● **REQUIRED TASK**: Render the listing below as a Markdown table with the columns Row and Line. Number each row, and leave out any blank lines.

● **ENTRIES**:
-- begin --

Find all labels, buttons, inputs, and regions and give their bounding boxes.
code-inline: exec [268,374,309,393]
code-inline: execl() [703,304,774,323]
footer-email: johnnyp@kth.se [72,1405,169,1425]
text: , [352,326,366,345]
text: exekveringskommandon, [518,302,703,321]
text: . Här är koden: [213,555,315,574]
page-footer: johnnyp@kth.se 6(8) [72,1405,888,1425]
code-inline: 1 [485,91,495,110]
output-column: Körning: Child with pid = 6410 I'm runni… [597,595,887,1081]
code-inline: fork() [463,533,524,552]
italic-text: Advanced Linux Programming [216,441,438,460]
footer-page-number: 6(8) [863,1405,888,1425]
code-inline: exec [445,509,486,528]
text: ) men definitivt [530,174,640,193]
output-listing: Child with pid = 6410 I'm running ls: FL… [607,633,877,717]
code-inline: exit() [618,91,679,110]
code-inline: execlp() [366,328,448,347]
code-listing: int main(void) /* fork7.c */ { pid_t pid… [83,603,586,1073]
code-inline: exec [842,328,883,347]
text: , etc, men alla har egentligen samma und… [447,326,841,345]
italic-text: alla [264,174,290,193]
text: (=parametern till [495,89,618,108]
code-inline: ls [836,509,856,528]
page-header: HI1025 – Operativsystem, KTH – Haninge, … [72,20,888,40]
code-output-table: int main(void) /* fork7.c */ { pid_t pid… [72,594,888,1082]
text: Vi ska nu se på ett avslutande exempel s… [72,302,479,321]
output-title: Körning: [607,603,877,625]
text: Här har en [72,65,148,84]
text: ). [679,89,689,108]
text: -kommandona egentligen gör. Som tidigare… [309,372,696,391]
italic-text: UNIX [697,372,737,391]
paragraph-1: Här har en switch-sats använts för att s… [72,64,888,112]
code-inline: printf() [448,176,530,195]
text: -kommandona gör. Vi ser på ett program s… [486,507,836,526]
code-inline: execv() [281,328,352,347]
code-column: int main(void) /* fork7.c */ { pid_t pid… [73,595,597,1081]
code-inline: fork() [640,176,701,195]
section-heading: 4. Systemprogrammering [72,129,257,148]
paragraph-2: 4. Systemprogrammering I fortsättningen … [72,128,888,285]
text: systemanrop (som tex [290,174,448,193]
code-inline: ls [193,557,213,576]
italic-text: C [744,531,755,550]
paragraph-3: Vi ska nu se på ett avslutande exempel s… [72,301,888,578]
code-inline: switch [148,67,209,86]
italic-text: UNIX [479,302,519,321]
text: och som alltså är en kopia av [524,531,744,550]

-- end --

● **SOLUTION TO THIS PROBLEM**:
| Row | Line |
|---|---|
| 1 | Find all labels, buttons, inputs, and regions and give their bounding boxes. |
| 2 | code-inline: exec [268,374,309,393] |
| 3 | code-inline: execl() [703,304,774,323] |
| 4 | footer-email: johnnyp@kth.se [72,1405,169,1425] |
| 5 | text: , [352,326,366,345] |
| 6 | text: exekveringskommandon, [518,302,703,321] |
| 7 | text: . Här är koden: [213,555,315,574] |
| 8 | page-footer: johnnyp@kth.se 6(8) [72,1405,888,1425] |
| 9 | code-inline: 1 [485,91,495,110] |
| 10 | output-column: Körning: Child with pid = 6410 I'm runni… [597,595,887,1081] |
| 11 | code-inline: fork() [463,533,524,552] |
| 12 | italic-text: Advanced Linux Programming [216,441,438,460] |
| 13 | footer-page-number: 6(8) [863,1405,888,1425] |
| 14 | code-inline: exec [445,509,486,528] |
| 15 | text: ) men definitivt [530,174,640,193] |
| 16 | output-listing: Child with pid = 6410 I'm running ls: FL… [607,633,877,717] |
| 17 | code-inline: exit() [618,91,679,110] |
| 18 | code-inline: execlp() [366,328,448,347] |
| 19 | code-listing: int main(void) /* fork7.c */ { pid_t pid… [83,603,586,1073] |
| 20 | code-inline: exec [842,328,883,347] |
| 21 | text: , etc, men alla har egentligen samma und… [447,326,841,345] |
| 22 | italic-text: alla [264,174,290,193] |
| 23 | text: (=parametern till [495,89,618,108] |
| 24 | code-inline: ls [836,509,856,528] |
| 25 | page-header: HI1025 – Operativsystem, KTH – Haninge, … [72,20,888,40] |
| 26 | code-output-table: int main(void) /* fork7.c */ { pid_t pid… [72,594,888,1082] |
| 27 | text: Vi ska nu se på ett avslutande exempel s… [72,302,479,321] |
| 28 | output-title: Körning: [607,603,877,625] |
| 29 | text: Här har en [72,65,148,84] |
| 30 | text: ). [679,89,689,108] |
| 31 | text: -kommandona egentligen gör. Som tidigare… [309,372,696,391] |
| 32 | italic-text: UNIX [697,372,737,391] |
| 33 | paragraph-1: Här har en switch-sats använts för att s… [72,64,888,112] |
| 34 | code-inline: printf() [448,176,530,195] |
| 35 | text: -kommandona gör. Vi ser på ett program s… [486,507,836,526] |
| 36 | code-inline: execv() [281,328,352,347] |
| 37 | code-column: int main(void) /* fork7.c */ { pid_t pid… [73,595,597,1081] |
| 38 | code-inline: fork() [640,176,701,195] |
| 39 | section-heading: 4. Systemprogrammering [72,129,257,148] |
| 40 | paragraph-2: 4. Systemprogrammering I fortsättningen … [72,128,888,285] |
| 41 | text: systemanrop (som tex [290,174,448,193] |
| 42 | code-inline: ls [193,557,213,576] |
| 43 | italic-text: C [744,531,755,550] |
| 44 | paragraph-3: Vi ska nu se på ett avslutande exempel s… [72,301,888,578] |
| 45 | code-inline: switch [148,67,209,86] |
| 46 | italic-text: UNIX [479,302,519,321] |
| 47 | text: och som alltså är en kopia av [524,531,744,550] |